INSTRUCTION: Every entry should be repeated exactly. Omit the pictures.

--------

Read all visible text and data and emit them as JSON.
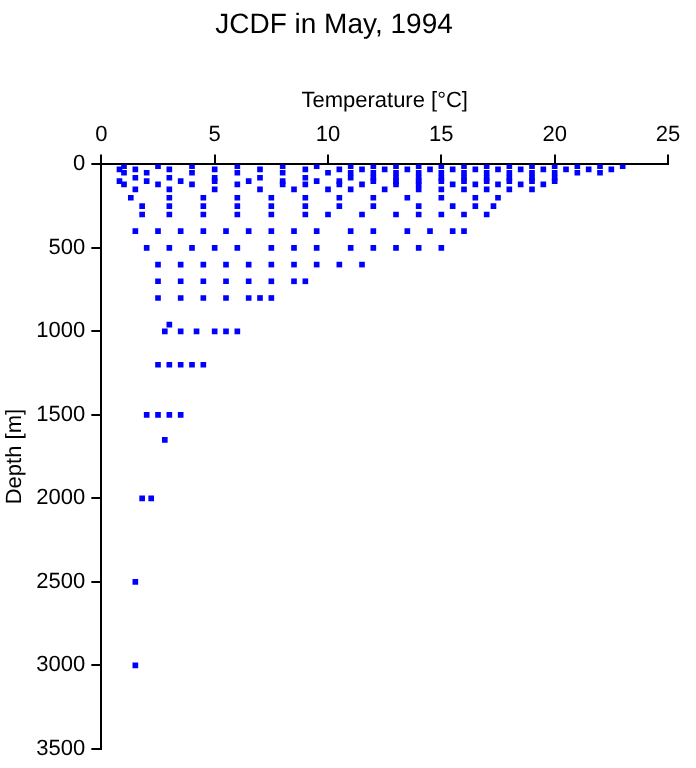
{
  "chart_data": {
    "type": "scatter",
    "title": "JCDF in May, 1994",
    "xlabel": "Temperature [°C]",
    "ylabel": "Depth [m]",
    "xlim": [
      0,
      25
    ],
    "xticks": [
      0,
      5,
      10,
      15,
      20,
      25
    ],
    "ylim": [
      3500,
      0
    ],
    "yticks": [
      0,
      500,
      1000,
      1500,
      2000,
      2500,
      3000,
      3500
    ],
    "grid": false,
    "legend": false,
    "marker": "square",
    "series": [
      {
        "color": "#0000ff",
        "x": [
          1,
          2.5,
          4,
          6,
          8,
          9.5,
          11,
          12,
          13,
          14,
          15,
          16,
          17,
          18,
          19,
          20,
          21,
          22,
          23,
          0.8,
          1.5,
          3,
          5,
          7,
          9,
          10.5,
          11.5,
          12.5,
          13.5,
          14.5,
          15.5,
          16.5,
          17.5,
          18.5,
          19.5,
          20.5,
          21.5,
          22.5,
          1,
          2,
          4,
          6,
          8,
          10,
          11,
          12,
          13,
          14,
          15,
          16,
          17,
          18,
          19,
          20,
          21,
          22,
          1.5,
          3,
          5,
          7,
          9,
          11,
          12,
          13,
          14,
          15,
          16,
          17,
          18,
          19,
          20,
          0.8,
          2,
          3.5,
          5,
          6.5,
          8,
          9.5,
          10.5,
          12,
          13,
          14,
          15,
          16,
          17,
          18,
          19,
          20,
          1,
          2.5,
          4,
          6,
          8,
          9,
          10.5,
          11.5,
          13,
          14,
          15.5,
          16.5,
          17.5,
          18.5,
          19.5,
          1.5,
          3,
          5,
          7,
          8.5,
          10,
          11,
          12.5,
          14,
          15,
          16,
          17,
          18,
          19,
          1.3,
          3,
          4.5,
          6,
          7.5,
          9,
          10.5,
          12,
          13.5,
          15,
          16.5,
          17.5,
          1.8,
          3,
          4.5,
          6,
          7.5,
          9,
          10.5,
          12,
          14,
          15.5,
          16.5,
          17.3,
          1.8,
          3,
          4.5,
          6,
          7.5,
          9,
          10,
          11.5,
          13,
          14,
          15,
          16,
          17,
          1.5,
          2.5,
          3.5,
          4.5,
          5.5,
          6.5,
          7.5,
          8.5,
          9.5,
          11,
          12,
          13.5,
          14.5,
          15.5,
          16,
          2,
          3,
          4,
          5,
          6,
          7.5,
          8.5,
          9.5,
          11,
          12,
          13,
          14,
          15,
          2.5,
          3.5,
          4.5,
          5.5,
          6.5,
          7.5,
          8.5,
          9.5,
          10.5,
          11.5,
          2.5,
          3.5,
          4.5,
          5.5,
          6.5,
          7.5,
          8.5,
          9,
          2.5,
          3.5,
          4.5,
          5.5,
          6.5,
          7,
          7.5,
          3,
          2.8,
          3.5,
          4.2,
          5,
          5.5,
          6,
          2.5,
          3,
          3.5,
          4,
          4.5,
          2,
          2.5,
          3,
          3.5,
          2.8,
          1.8,
          2.2,
          1.5,
          1.5
        ],
        "values": [
          10,
          10,
          10,
          10,
          10,
          10,
          10,
          10,
          10,
          10,
          10,
          10,
          10,
          10,
          10,
          10,
          10,
          10,
          10,
          30,
          30,
          30,
          30,
          30,
          30,
          30,
          30,
          30,
          30,
          30,
          30,
          30,
          30,
          30,
          30,
          30,
          30,
          30,
          50,
          50,
          50,
          50,
          50,
          50,
          50,
          50,
          50,
          50,
          50,
          50,
          50,
          50,
          50,
          50,
          50,
          50,
          80,
          80,
          80,
          80,
          80,
          80,
          80,
          80,
          80,
          80,
          80,
          80,
          80,
          80,
          80,
          100,
          100,
          100,
          100,
          100,
          100,
          100,
          100,
          100,
          100,
          100,
          100,
          100,
          100,
          100,
          100,
          100,
          120,
          120,
          120,
          120,
          120,
          120,
          120,
          120,
          120,
          120,
          120,
          120,
          120,
          120,
          120,
          150,
          150,
          150,
          150,
          150,
          150,
          150,
          150,
          150,
          150,
          150,
          150,
          150,
          150,
          200,
          200,
          200,
          200,
          200,
          200,
          200,
          200,
          200,
          200,
          200,
          200,
          250,
          250,
          250,
          250,
          250,
          250,
          250,
          250,
          250,
          250,
          250,
          250,
          300,
          300,
          300,
          300,
          300,
          300,
          300,
          300,
          300,
          300,
          300,
          300,
          300,
          400,
          400,
          400,
          400,
          400,
          400,
          400,
          400,
          400,
          400,
          400,
          400,
          400,
          400,
          400,
          500,
          500,
          500,
          500,
          500,
          500,
          500,
          500,
          500,
          500,
          500,
          500,
          500,
          600,
          600,
          600,
          600,
          600,
          600,
          600,
          600,
          600,
          600,
          700,
          700,
          700,
          700,
          700,
          700,
          700,
          700,
          800,
          800,
          800,
          800,
          800,
          800,
          800,
          960,
          1000,
          1000,
          1000,
          1000,
          1000,
          1000,
          1200,
          1200,
          1200,
          1200,
          1200,
          1500,
          1500,
          1500,
          1500,
          1650,
          2000,
          2000,
          2500,
          3000
        ]
      }
    ]
  }
}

--------

SOLUTION BELOW:
Read all visible text and data and emit them as JSON.
{
  "chart_data": {
    "type": "scatter",
    "title": "JCDF in May, 1994",
    "xlabel": "Temperature [°C]",
    "ylabel": "Depth [m]",
    "xlim": [
      0,
      25
    ],
    "xticks": [
      0,
      5,
      10,
      15,
      20,
      25
    ],
    "ylim": [
      3500,
      0
    ],
    "yticks": [
      0,
      500,
      1000,
      1500,
      2000,
      2500,
      3000,
      3500
    ],
    "grid": false,
    "legend": false,
    "marker": "square",
    "series": [
      {
        "color": "#0000ff",
        "x": [
          1,
          2.5,
          4,
          6,
          8,
          9.5,
          11,
          12,
          13,
          14,
          15,
          16,
          17,
          18,
          19,
          20,
          21,
          22,
          23,
          0.8,
          1.5,
          3,
          5,
          7,
          9,
          10.5,
          11.5,
          12.5,
          13.5,
          14.5,
          15.5,
          16.5,
          17.5,
          18.5,
          19.5,
          20.5,
          21.5,
          22.5,
          1,
          2,
          4,
          6,
          8,
          10,
          11,
          12,
          13,
          14,
          15,
          16,
          17,
          18,
          19,
          20,
          21,
          22,
          1.5,
          3,
          5,
          7,
          9,
          11,
          12,
          13,
          14,
          15,
          16,
          17,
          18,
          19,
          20,
          0.8,
          2,
          3.5,
          5,
          6.5,
          8,
          9.5,
          10.5,
          12,
          13,
          14,
          15,
          16,
          17,
          18,
          19,
          20,
          1,
          2.5,
          4,
          6,
          8,
          9,
          10.5,
          11.5,
          13,
          14,
          15.5,
          16.5,
          17.5,
          18.5,
          19.5,
          1.5,
          3,
          5,
          7,
          8.5,
          10,
          11,
          12.5,
          14,
          15,
          16,
          17,
          18,
          19,
          1.3,
          3,
          4.5,
          6,
          7.5,
          9,
          10.5,
          12,
          13.5,
          15,
          16.5,
          17.5,
          1.8,
          3,
          4.5,
          6,
          7.5,
          9,
          10.5,
          12,
          14,
          15.5,
          16.5,
          17.3,
          1.8,
          3,
          4.5,
          6,
          7.5,
          9,
          10,
          11.5,
          13,
          14,
          15,
          16,
          17,
          1.5,
          2.5,
          3.5,
          4.5,
          5.5,
          6.5,
          7.5,
          8.5,
          9.5,
          11,
          12,
          13.5,
          14.5,
          15.5,
          16,
          2,
          3,
          4,
          5,
          6,
          7.5,
          8.5,
          9.5,
          11,
          12,
          13,
          14,
          15,
          2.5,
          3.5,
          4.5,
          5.5,
          6.5,
          7.5,
          8.5,
          9.5,
          10.5,
          11.5,
          2.5,
          3.5,
          4.5,
          5.5,
          6.5,
          7.5,
          8.5,
          9,
          2.5,
          3.5,
          4.5,
          5.5,
          6.5,
          7,
          7.5,
          3,
          2.8,
          3.5,
          4.2,
          5,
          5.5,
          6,
          2.5,
          3,
          3.5,
          4,
          4.5,
          2,
          2.5,
          3,
          3.5,
          2.8,
          1.8,
          2.2,
          1.5,
          1.5
        ],
        "values": [
          10,
          10,
          10,
          10,
          10,
          10,
          10,
          10,
          10,
          10,
          10,
          10,
          10,
          10,
          10,
          10,
          10,
          10,
          10,
          30,
          30,
          30,
          30,
          30,
          30,
          30,
          30,
          30,
          30,
          30,
          30,
          30,
          30,
          30,
          30,
          30,
          30,
          30,
          50,
          50,
          50,
          50,
          50,
          50,
          50,
          50,
          50,
          50,
          50,
          50,
          50,
          50,
          50,
          50,
          50,
          50,
          80,
          80,
          80,
          80,
          80,
          80,
          80,
          80,
          80,
          80,
          80,
          80,
          80,
          80,
          80,
          100,
          100,
          100,
          100,
          100,
          100,
          100,
          100,
          100,
          100,
          100,
          100,
          100,
          100,
          100,
          100,
          100,
          120,
          120,
          120,
          120,
          120,
          120,
          120,
          120,
          120,
          120,
          120,
          120,
          120,
          120,
          120,
          150,
          150,
          150,
          150,
          150,
          150,
          150,
          150,
          150,
          150,
          150,
          150,
          150,
          150,
          200,
          200,
          200,
          200,
          200,
          200,
          200,
          200,
          200,
          200,
          200,
          200,
          250,
          250,
          250,
          250,
          250,
          250,
          250,
          250,
          250,
          250,
          250,
          250,
          300,
          300,
          300,
          300,
          300,
          300,
          300,
          300,
          300,
          300,
          300,
          300,
          300,
          400,
          400,
          400,
          400,
          400,
          400,
          400,
          400,
          400,
          400,
          400,
          400,
          400,
          400,
          400,
          500,
          500,
          500,
          500,
          500,
          500,
          500,
          500,
          500,
          500,
          500,
          500,
          500,
          600,
          600,
          600,
          600,
          600,
          600,
          600,
          600,
          600,
          600,
          700,
          700,
          700,
          700,
          700,
          700,
          700,
          700,
          800,
          800,
          800,
          800,
          800,
          800,
          800,
          960,
          1000,
          1000,
          1000,
          1000,
          1000,
          1000,
          1200,
          1200,
          1200,
          1200,
          1200,
          1500,
          1500,
          1500,
          1500,
          1650,
          2000,
          2000,
          2500,
          3000
        ]
      }
    ]
  }
}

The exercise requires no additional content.